Start of Given data
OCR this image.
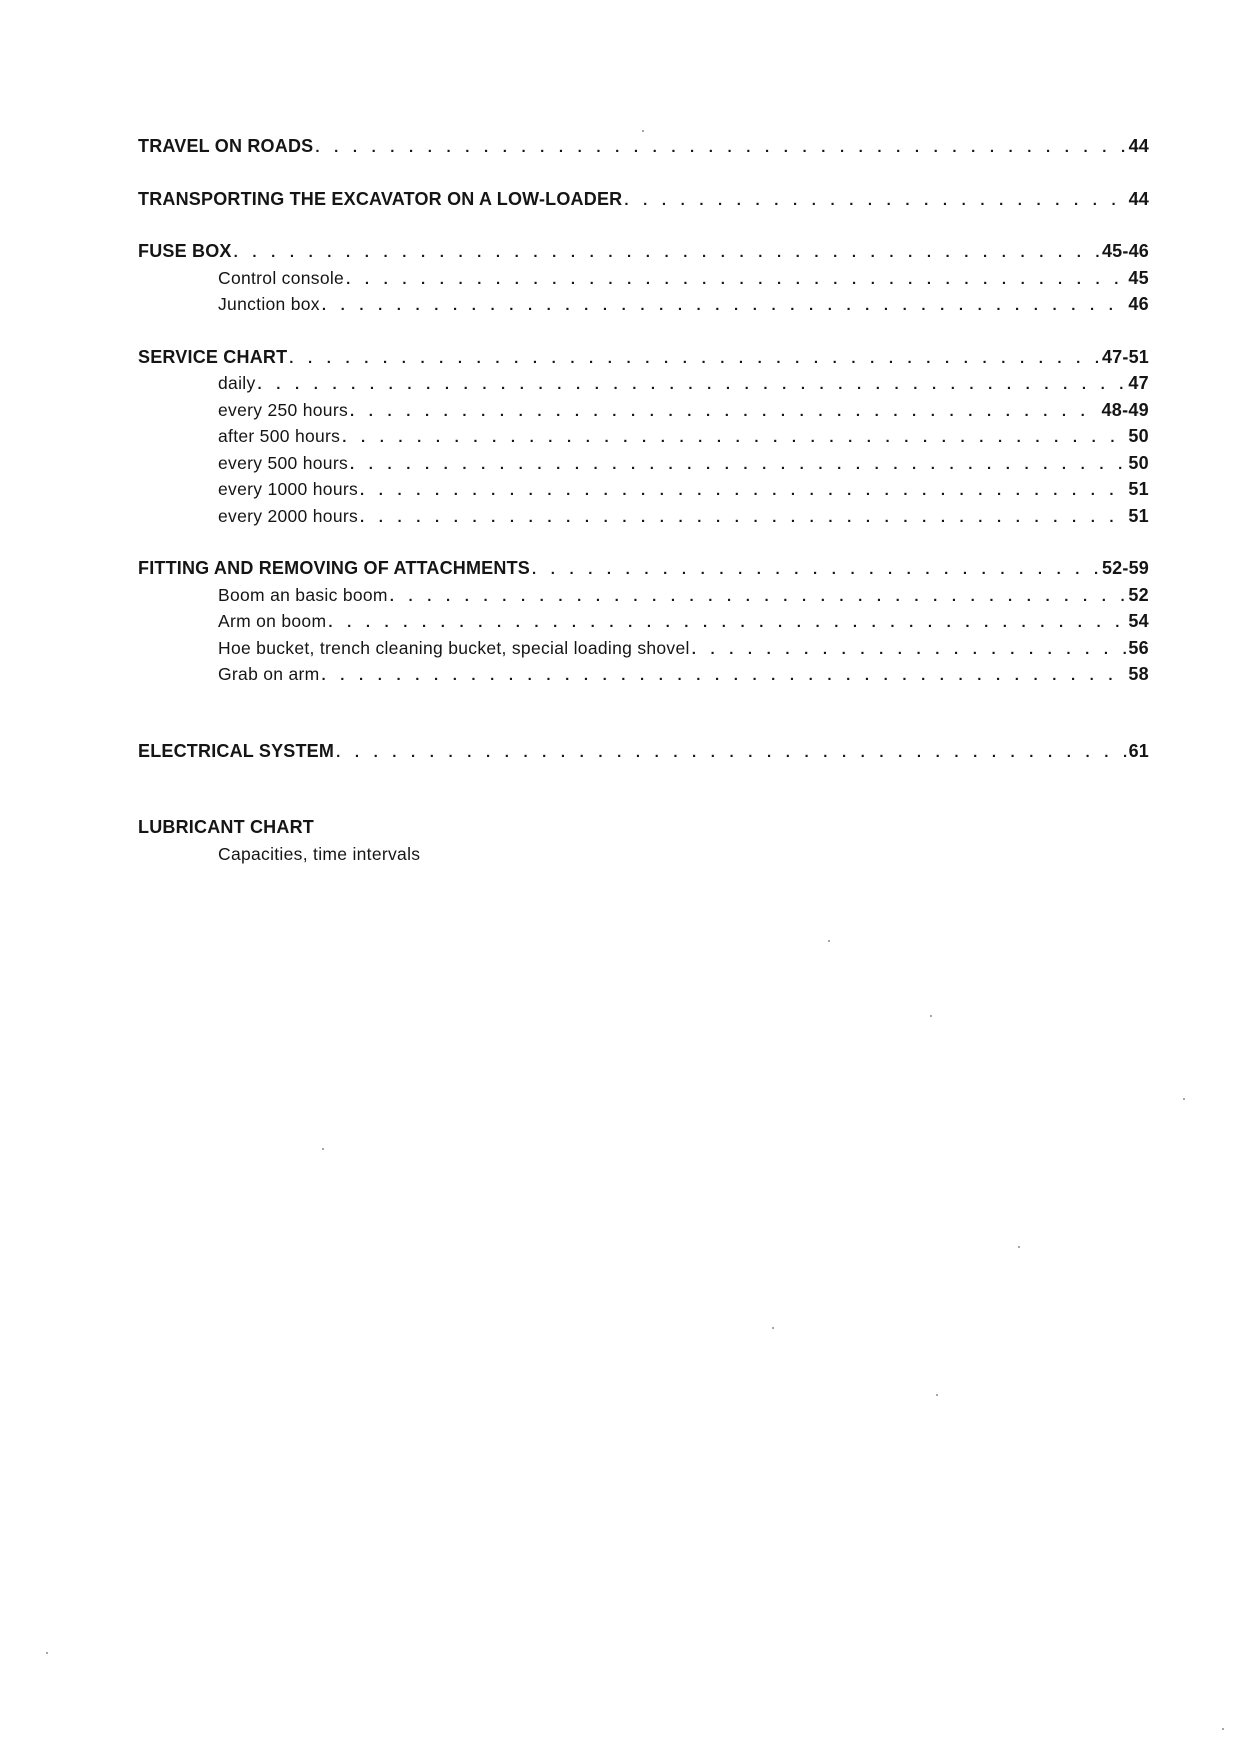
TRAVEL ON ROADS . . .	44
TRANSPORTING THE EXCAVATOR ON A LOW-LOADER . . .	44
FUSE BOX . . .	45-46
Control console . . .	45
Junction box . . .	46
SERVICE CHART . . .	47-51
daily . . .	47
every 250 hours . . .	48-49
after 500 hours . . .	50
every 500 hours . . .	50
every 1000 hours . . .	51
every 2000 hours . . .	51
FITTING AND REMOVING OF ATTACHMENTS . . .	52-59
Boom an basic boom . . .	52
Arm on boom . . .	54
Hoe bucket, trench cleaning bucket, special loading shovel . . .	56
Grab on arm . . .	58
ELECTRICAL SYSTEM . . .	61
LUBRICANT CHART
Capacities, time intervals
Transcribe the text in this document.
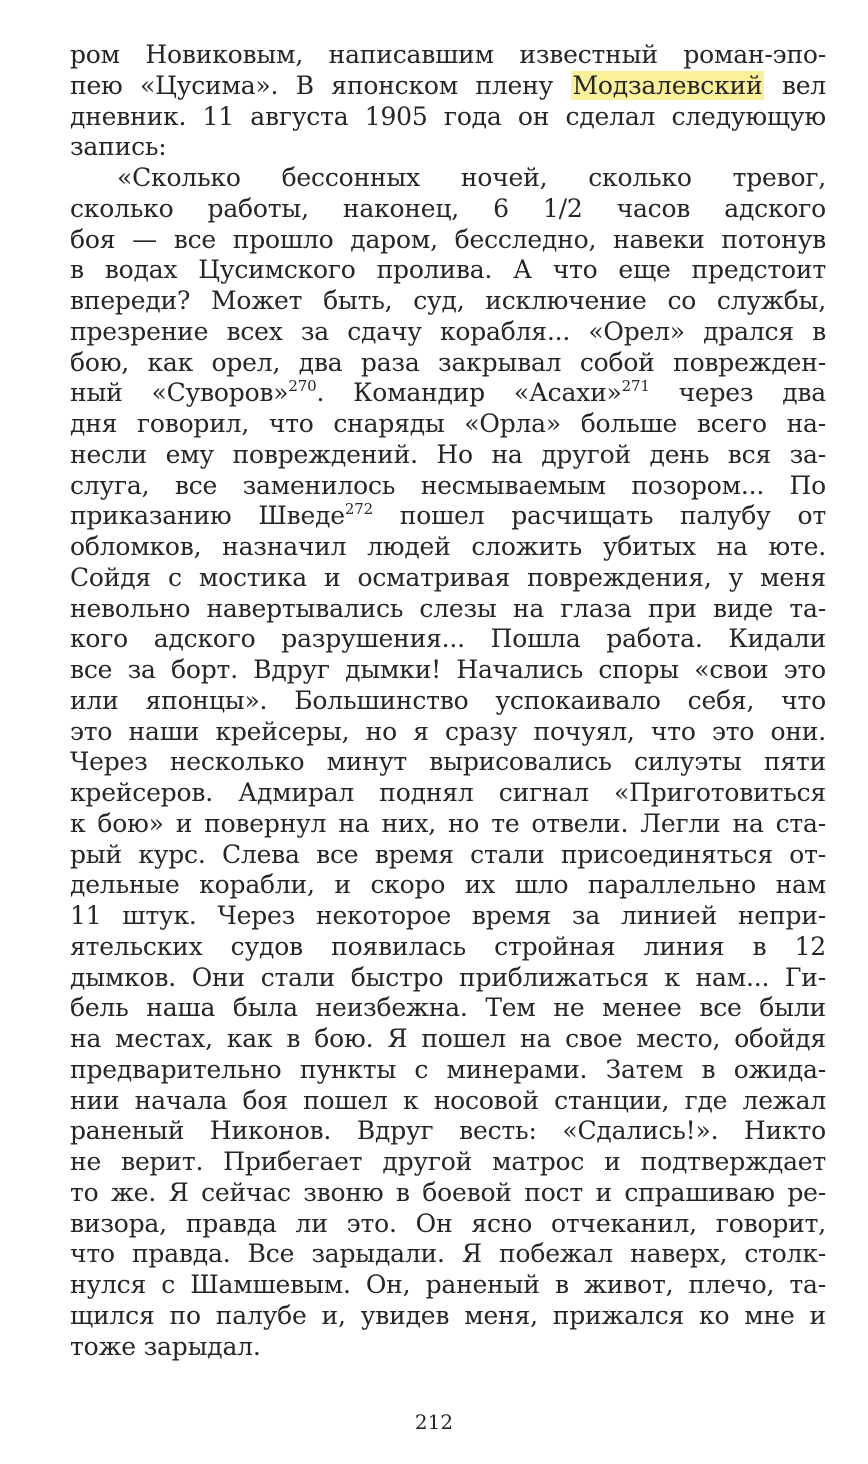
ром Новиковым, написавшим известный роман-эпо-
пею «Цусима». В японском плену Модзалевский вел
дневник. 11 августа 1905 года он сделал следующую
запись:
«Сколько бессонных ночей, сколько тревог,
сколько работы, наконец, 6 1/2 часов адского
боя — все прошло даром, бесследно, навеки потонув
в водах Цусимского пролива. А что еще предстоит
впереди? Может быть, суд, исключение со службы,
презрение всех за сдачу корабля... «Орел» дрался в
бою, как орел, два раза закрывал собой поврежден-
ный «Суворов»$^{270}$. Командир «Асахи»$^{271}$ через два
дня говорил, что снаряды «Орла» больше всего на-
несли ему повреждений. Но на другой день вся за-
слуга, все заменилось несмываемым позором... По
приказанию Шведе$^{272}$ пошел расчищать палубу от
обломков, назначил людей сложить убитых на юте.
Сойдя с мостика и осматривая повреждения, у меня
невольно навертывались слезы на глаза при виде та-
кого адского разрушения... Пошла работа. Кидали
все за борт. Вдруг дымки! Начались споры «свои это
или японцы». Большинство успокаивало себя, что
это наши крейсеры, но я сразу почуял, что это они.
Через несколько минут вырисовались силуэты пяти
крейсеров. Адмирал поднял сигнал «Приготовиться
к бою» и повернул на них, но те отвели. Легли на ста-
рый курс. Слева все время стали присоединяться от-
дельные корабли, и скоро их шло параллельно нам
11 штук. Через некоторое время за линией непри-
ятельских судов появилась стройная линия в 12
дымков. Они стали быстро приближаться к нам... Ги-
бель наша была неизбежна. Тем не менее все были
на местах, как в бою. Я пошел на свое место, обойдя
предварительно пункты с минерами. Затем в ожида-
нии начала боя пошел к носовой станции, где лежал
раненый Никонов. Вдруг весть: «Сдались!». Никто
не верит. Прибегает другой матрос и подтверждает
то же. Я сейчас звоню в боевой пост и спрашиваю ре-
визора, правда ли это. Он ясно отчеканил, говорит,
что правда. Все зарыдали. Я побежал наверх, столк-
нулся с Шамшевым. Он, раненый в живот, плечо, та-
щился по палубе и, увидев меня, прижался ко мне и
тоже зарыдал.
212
End of Given data
-- Description of the task --
All the lines above are to be reproduced exactly, except the pictures.

-- Problem solution --
OCR this image.
TRAVEL ON ROADS . . .	44
TRANSPORTING THE EXCAVATOR ON A LOW-LOADER . . .	44
FUSE BOX . . .	45-46
Control console . . .	45
Junction box . . .	46
SERVICE CHART . . .	47-51
daily . . .	47
every 250 hours . . .	48-49
after 500 hours . . .	50
every 500 hours . . .	50
every 1000 hours . . .	51
every 2000 hours . . .	51
FITTING AND REMOVING OF ATTACHMENTS . . .	52-59
Boom an basic boom . . .	52
Arm on boom . . .	54
Hoe bucket, trench cleaning bucket, special loading shovel . . .	56
Grab on arm . . .	58
ELECTRICAL SYSTEM . . .	61
LUBRICANT CHART
Capacities, time intervals
Transcribe the text in this document.
ром Новиковым, написавшим известный роман-эпо-
пею «Цусима». В японском плену Модзалевский вел
дневник. 11 августа 1905 года он сделал следующую
запись:
«Сколько бессонных ночей, сколько тревог,
сколько работы, наконец, 6 1/2 часов адского
боя — все прошло даром, бесследно, навеки потонув
в водах Цусимского пролива. А что еще предстоит
впереди? Может быть, суд, исключение со службы,
презрение всех за сдачу корабля... «Орел» дрался в
бою, как орел, два раза закрывал собой поврежден-
ный «Суворов»$^{270}$. Командир «Асахи»$^{271}$ через два
дня говорил, что снаряды «Орла» больше всего на-
несли ему повреждений. Но на другой день вся за-
слуга, все заменилось несмываемым позором... По
приказанию Шведе$^{272}$ пошел расчищать палубу от
обломков, назначил людей сложить убитых на юте.
Сойдя с мостика и осматривая повреждения, у меня
невольно навертывались слезы на глаза при виде та-
кого адского разрушения... Пошла работа. Кидали
все за борт. Вдруг дымки! Начались споры «свои это
или японцы». Большинство успокаивало себя, что
это наши крейсеры, но я сразу почуял, что это они.
Через несколько минут вырисовались силуэты пяти
крейсеров. Адмирал поднял сигнал «Приготовиться
к бою» и повернул на них, но те отвели. Легли на ста-
рый курс. Слева все время стали присоединяться от-
дельные корабли, и скоро их шло параллельно нам
11 штук. Через некоторое время за линией непри-
ятельских судов появилась стройная линия в 12
дымков. Они стали быстро приближаться к нам... Ги-
бель наша была неизбежна. Тем не менее все были
на местах, как в бою. Я пошел на свое место, обойдя
предварительно пункты с минерами. Затем в ожида-
нии начала боя пошел к носовой станции, где лежал
раненый Никонов. Вдруг весть: «Сдались!». Никто
не верит. Прибегает другой матрос и подтверждает
то же. Я сейчас звоню в боевой пост и спрашиваю ре-
визора, правда ли это. Он ясно отчеканил, говорит,
что правда. Все зарыдали. Я побежал наверх, столк-
нулся с Шамшевым. Он, раненый в живот, плечо, та-
щился по палубе и, увидев меня, прижался ко мне и
тоже зарыдал.
212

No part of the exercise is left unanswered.